--- Exercise materials ---
-*-

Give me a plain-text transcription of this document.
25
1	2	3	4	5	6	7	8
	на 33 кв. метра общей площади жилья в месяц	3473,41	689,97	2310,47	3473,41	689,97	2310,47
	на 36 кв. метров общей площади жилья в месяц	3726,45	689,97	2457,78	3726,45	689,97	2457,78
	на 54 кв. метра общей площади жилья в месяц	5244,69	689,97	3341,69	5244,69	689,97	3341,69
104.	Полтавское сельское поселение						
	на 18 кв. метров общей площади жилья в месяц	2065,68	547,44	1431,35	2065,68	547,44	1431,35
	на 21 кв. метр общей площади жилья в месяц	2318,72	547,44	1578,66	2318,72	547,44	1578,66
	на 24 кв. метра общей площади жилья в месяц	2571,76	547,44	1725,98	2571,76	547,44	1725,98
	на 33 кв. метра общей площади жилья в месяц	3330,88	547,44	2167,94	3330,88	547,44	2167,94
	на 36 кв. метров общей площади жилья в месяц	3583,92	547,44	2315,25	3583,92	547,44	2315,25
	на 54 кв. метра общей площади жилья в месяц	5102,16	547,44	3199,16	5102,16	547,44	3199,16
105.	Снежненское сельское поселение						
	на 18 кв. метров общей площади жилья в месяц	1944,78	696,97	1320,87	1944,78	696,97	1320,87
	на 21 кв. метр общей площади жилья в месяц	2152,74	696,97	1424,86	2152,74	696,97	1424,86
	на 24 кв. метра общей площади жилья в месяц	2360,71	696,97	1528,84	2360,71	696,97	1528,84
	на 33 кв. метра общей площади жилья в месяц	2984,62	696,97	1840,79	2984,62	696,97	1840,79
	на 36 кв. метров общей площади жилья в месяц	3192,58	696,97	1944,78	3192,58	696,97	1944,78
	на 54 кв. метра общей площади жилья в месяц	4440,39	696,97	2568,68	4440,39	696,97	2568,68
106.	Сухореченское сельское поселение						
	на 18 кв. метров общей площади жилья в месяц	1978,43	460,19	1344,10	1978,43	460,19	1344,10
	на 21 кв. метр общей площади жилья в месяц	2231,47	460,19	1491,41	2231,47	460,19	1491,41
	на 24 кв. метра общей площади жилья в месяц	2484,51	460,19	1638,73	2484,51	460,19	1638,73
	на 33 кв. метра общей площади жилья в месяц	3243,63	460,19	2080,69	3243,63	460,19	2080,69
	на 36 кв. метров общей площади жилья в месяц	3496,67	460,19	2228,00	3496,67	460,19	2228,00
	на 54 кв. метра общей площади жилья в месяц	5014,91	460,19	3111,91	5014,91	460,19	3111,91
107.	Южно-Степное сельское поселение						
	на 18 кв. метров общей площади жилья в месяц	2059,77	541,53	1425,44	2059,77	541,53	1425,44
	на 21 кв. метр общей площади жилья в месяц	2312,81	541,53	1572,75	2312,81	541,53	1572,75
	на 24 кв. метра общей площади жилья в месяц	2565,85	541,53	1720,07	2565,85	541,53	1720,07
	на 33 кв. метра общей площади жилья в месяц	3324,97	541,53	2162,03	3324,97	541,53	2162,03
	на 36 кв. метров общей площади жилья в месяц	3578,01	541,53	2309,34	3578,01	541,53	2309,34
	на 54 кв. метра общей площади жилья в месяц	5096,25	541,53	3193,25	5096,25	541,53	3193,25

-*-

Pull out all lines from the listing that contain the string "сельское".

--- Output of the exercise ---
104.	Полтавское сельское поселение						
105.	Снежненское сельское поселение						
106.	Сухореченское сельское поселение						
107.	Южно-Степное сельское поселение						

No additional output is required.